**SET TASK**
Leaving out every picture, quote the data below exactly as it appears.

* START RECORDS FOR PROCESSING *

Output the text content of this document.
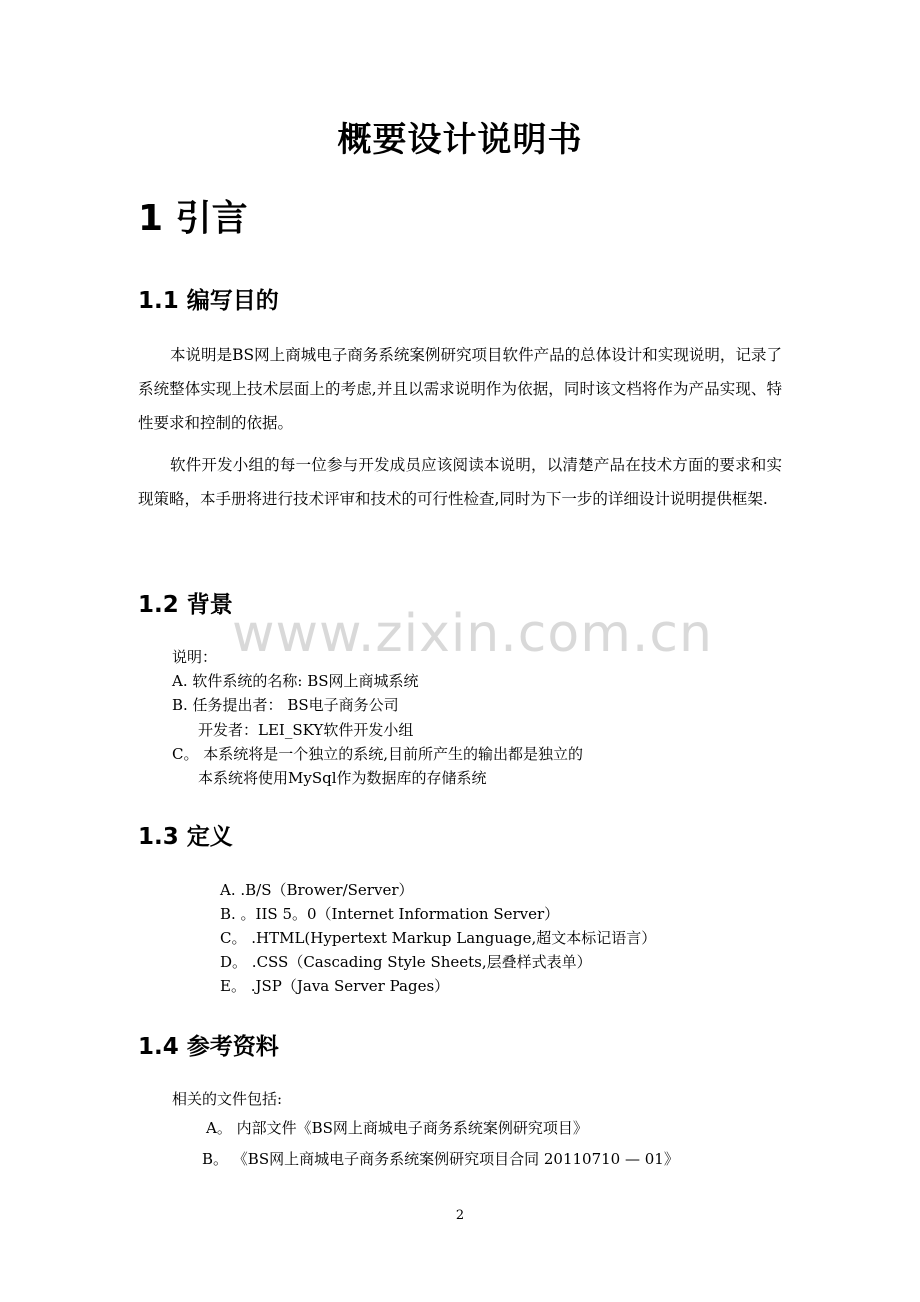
概要设计说明书
1 引言
1.1 编写目的
本说明是BS网上商城电子商务系统案例研究项目软件产品的总体设计和实现说明，记录了系统整体实现上技术层面上的考虑,并且以需求说明作为依据，同时该文档将作为产品实现、特性要求和控制的依据。
软件开发小组的每一位参与开发成员应该阅读本说明，以清楚产品在技术方面的要求和实现策略，本手册将进行技术评审和技术的可行性检查,同时为下一步的详细设计说明提供框架.
1.2 背景
说明：
A. 软件系统的名称: BS网上商城系统
B. 任务提出者： BS电子商务公司
开发者：LEI_SKY软件开发小组
C。 本系统将是一个独立的系统,目前所产生的输出都是独立的
本系统将使用MySql作为数据库的存储系统
1.3 定义
A. .B/S（Brower/Server）
B. 。IIS 5。0（Internet Information Server）
C。 .HTML(Hypertext Markup Language,超文本标记语言）
D。 .CSS（Cascading Style Sheets,层叠样式表单）
E。 .JSP（Java Server Pages）
1.4 参考资料
相关的文件包括:
A。 内部文件《BS网上商城电子商务系统案例研究项目》
B。 《BS网上商城电子商务系统案例研究项目合同 20110710 — 01》
www.zixin.com.cn
2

* END RECORDS FOR PROCESSING *

**TASK SOLUTION**
Output the text content of this document.
概要设计说明书
1 引言
1.1 编写目的
本说明是BS网上商城电子商务系统案例研究项目软件产品的总体设计和实现说明，记录了系统整体实现上技术层面上的考虑,并且以需求说明作为依据，同时该文档将作为产品实现、特性要求和控制的依据。
软件开发小组的每一位参与开发成员应该阅读本说明，以清楚产品在技术方面的要求和实现策略，本手册将进行技术评审和技术的可行性检查,同时为下一步的详细设计说明提供框架.
1.2 背景
说明：
A. 软件系统的名称: BS网上商城系统
B. 任务提出者： BS电子商务公司
开发者：LEI_SKY软件开发小组
C。 本系统将是一个独立的系统,目前所产生的输出都是独立的
本系统将使用MySql作为数据库的存储系统
1.3 定义
A. .B/S（Brower/Server）
B. 。IIS 5。0（Internet Information Server）
C。 .HTML(Hypertext Markup Language,超文本标记语言）
D。 .CSS（Cascading Style Sheets,层叠样式表单）
E。 .JSP（Java Server Pages）
1.4 参考资料
相关的文件包括:
A。 内部文件《BS网上商城电子商务系统案例研究项目》
B。 《BS网上商城电子商务系统案例研究项目合同 20110710 — 01》
www.zixin.com.cn
2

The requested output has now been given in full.